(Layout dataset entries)
=-=-=

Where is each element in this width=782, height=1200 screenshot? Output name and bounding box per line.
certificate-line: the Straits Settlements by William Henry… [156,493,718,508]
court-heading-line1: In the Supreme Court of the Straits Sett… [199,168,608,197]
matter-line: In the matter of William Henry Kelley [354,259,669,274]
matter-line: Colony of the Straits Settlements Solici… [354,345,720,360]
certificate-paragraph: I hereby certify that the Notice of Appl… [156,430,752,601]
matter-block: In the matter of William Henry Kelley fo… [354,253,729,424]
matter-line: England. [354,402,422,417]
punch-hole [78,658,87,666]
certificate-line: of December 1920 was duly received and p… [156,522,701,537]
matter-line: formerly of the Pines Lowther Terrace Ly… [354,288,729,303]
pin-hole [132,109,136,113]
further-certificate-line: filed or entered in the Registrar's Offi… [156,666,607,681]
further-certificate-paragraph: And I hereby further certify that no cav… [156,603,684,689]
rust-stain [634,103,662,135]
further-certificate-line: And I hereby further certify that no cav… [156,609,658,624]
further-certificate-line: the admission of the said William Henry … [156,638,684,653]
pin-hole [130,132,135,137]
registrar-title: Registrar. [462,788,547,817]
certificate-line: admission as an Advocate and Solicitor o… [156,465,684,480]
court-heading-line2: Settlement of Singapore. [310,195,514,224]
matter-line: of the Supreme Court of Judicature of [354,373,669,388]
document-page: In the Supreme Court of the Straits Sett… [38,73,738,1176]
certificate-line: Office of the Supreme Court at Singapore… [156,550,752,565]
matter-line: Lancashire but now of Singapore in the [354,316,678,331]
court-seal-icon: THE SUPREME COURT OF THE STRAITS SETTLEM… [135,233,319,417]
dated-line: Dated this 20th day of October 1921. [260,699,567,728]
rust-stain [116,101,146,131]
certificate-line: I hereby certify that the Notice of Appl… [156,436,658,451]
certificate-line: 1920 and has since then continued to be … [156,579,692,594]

=-=-=

Reproduce verbatim the lines of the items, starting at the very first line and ending with the line that contains "further-certificate-paragraph: And I", with both ends included.

Where is each element in this width=782, height=1200 screenshot? Output name and bounding box per line.
certificate-line: the Straits Settlements by William Henry… [156,493,718,508]
court-heading-line1: In the Supreme Court of the Straits Sett… [199,168,608,197]
matter-line: In the matter of William Henry Kelley [354,259,669,274]
matter-line: Colony of the Straits Settlements Solici… [354,345,720,360]
certificate-paragraph: I hereby certify that the Notice of Appl… [156,430,752,601]
matter-block: In the matter of William Henry Kelley fo… [354,253,729,424]
matter-line: England. [354,402,422,417]
punch-hole [78,658,87,666]
certificate-line: of December 1920 was duly received and p… [156,522,701,537]
matter-line: formerly of the Pines Lowther Terrace Ly… [354,288,729,303]
pin-hole [132,109,136,113]
further-certificate-line: filed or entered in the Registrar's Offi… [156,666,607,681]
further-certificate-paragraph: And I hereby further certify that no cav… [156,603,684,689]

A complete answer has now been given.